» **EXERCISE DETAILS**: Every entry must be repeated exactly. Exclude all pictures.

» **DATASET ROWS**:

== == ==

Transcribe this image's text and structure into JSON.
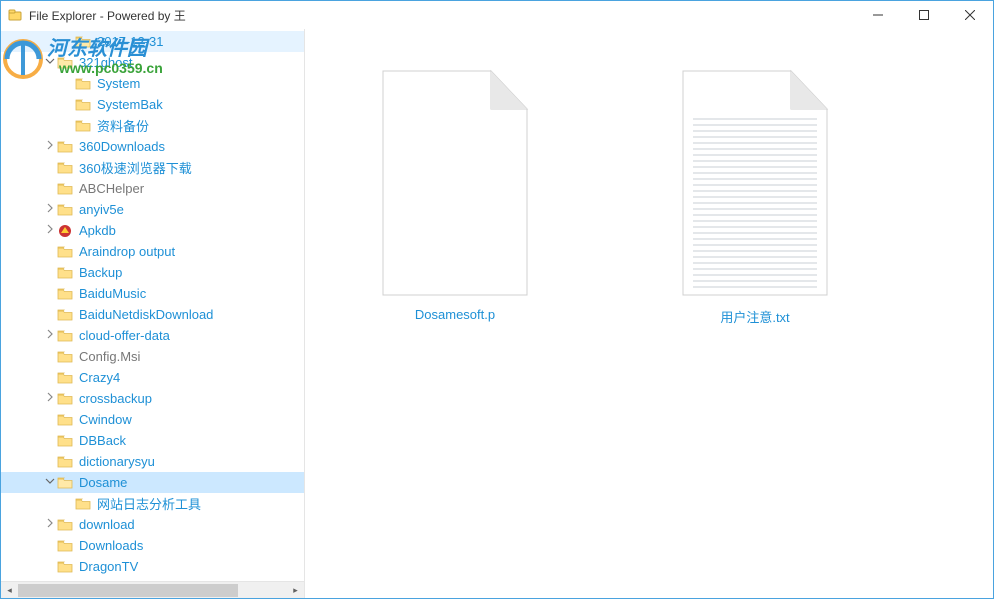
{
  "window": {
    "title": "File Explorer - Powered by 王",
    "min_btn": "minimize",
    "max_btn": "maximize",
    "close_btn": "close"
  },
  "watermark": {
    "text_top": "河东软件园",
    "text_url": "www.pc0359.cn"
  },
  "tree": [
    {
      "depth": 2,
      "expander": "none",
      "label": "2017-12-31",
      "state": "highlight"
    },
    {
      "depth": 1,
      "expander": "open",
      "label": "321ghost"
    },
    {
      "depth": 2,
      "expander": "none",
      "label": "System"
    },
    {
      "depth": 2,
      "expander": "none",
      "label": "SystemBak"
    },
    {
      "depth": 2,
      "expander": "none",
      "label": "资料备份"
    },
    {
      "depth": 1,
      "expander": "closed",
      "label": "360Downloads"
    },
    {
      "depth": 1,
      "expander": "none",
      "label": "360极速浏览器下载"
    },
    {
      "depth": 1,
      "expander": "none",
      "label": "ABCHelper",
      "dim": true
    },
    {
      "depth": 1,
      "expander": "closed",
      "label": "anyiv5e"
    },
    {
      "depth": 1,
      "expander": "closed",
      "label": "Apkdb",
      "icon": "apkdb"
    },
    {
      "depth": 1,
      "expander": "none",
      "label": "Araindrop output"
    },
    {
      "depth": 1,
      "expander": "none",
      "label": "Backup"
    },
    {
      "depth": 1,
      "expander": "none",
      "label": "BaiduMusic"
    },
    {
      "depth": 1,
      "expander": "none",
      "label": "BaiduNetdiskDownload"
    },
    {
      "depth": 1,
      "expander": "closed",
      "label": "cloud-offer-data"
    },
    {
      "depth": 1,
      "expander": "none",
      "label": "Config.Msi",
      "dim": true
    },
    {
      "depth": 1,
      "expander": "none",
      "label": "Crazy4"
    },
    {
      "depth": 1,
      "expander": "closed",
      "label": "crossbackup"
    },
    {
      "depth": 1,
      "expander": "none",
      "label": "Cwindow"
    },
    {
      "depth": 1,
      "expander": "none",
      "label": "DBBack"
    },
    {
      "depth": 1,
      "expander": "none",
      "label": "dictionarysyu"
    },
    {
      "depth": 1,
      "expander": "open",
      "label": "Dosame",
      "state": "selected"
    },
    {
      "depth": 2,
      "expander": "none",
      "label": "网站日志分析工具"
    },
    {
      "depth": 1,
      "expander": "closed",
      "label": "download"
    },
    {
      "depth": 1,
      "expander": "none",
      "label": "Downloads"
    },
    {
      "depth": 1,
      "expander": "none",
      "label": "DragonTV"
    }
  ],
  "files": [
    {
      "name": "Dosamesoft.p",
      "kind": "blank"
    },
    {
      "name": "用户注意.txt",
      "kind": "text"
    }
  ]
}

== == ==

» **ANSWER**:
Transcribe this image's text and structure into JSON.
{
  "window": {
    "title": "File Explorer - Powered by 王",
    "min_btn": "minimize",
    "max_btn": "maximize",
    "close_btn": "close"
  },
  "watermark": {
    "text_top": "河东软件园",
    "text_url": "www.pc0359.cn"
  },
  "tree": [
    {
      "depth": 2,
      "expander": "none",
      "label": "2017-12-31",
      "state": "highlight"
    },
    {
      "depth": 1,
      "expander": "open",
      "label": "321ghost"
    },
    {
      "depth": 2,
      "expander": "none",
      "label": "System"
    },
    {
      "depth": 2,
      "expander": "none",
      "label": "SystemBak"
    },
    {
      "depth": 2,
      "expander": "none",
      "label": "资料备份"
    },
    {
      "depth": 1,
      "expander": "closed",
      "label": "360Downloads"
    },
    {
      "depth": 1,
      "expander": "none",
      "label": "360极速浏览器下载"
    },
    {
      "depth": 1,
      "expander": "none",
      "label": "ABCHelper",
      "dim": true
    },
    {
      "depth": 1,
      "expander": "closed",
      "label": "anyiv5e"
    },
    {
      "depth": 1,
      "expander": "closed",
      "label": "Apkdb",
      "icon": "apkdb"
    },
    {
      "depth": 1,
      "expander": "none",
      "label": "Araindrop output"
    },
    {
      "depth": 1,
      "expander": "none",
      "label": "Backup"
    },
    {
      "depth": 1,
      "expander": "none",
      "label": "BaiduMusic"
    },
    {
      "depth": 1,
      "expander": "none",
      "label": "BaiduNetdiskDownload"
    },
    {
      "depth": 1,
      "expander": "closed",
      "label": "cloud-offer-data"
    },
    {
      "depth": 1,
      "expander": "none",
      "label": "Config.Msi",
      "dim": true
    },
    {
      "depth": 1,
      "expander": "none",
      "label": "Crazy4"
    },
    {
      "depth": 1,
      "expander": "closed",
      "label": "crossbackup"
    },
    {
      "depth": 1,
      "expander": "none",
      "label": "Cwindow"
    },
    {
      "depth": 1,
      "expander": "none",
      "label": "DBBack"
    },
    {
      "depth": 1,
      "expander": "none",
      "label": "dictionarysyu"
    },
    {
      "depth": 1,
      "expander": "open",
      "label": "Dosame",
      "state": "selected"
    },
    {
      "depth": 2,
      "expander": "none",
      "label": "网站日志分析工具"
    },
    {
      "depth": 1,
      "expander": "closed",
      "label": "download"
    },
    {
      "depth": 1,
      "expander": "none",
      "label": "Downloads"
    },
    {
      "depth": 1,
      "expander": "none",
      "label": "DragonTV"
    }
  ],
  "files": [
    {
      "name": "Dosamesoft.p",
      "kind": "blank"
    },
    {
      "name": "用户注意.txt",
      "kind": "text"
    }
  ]
}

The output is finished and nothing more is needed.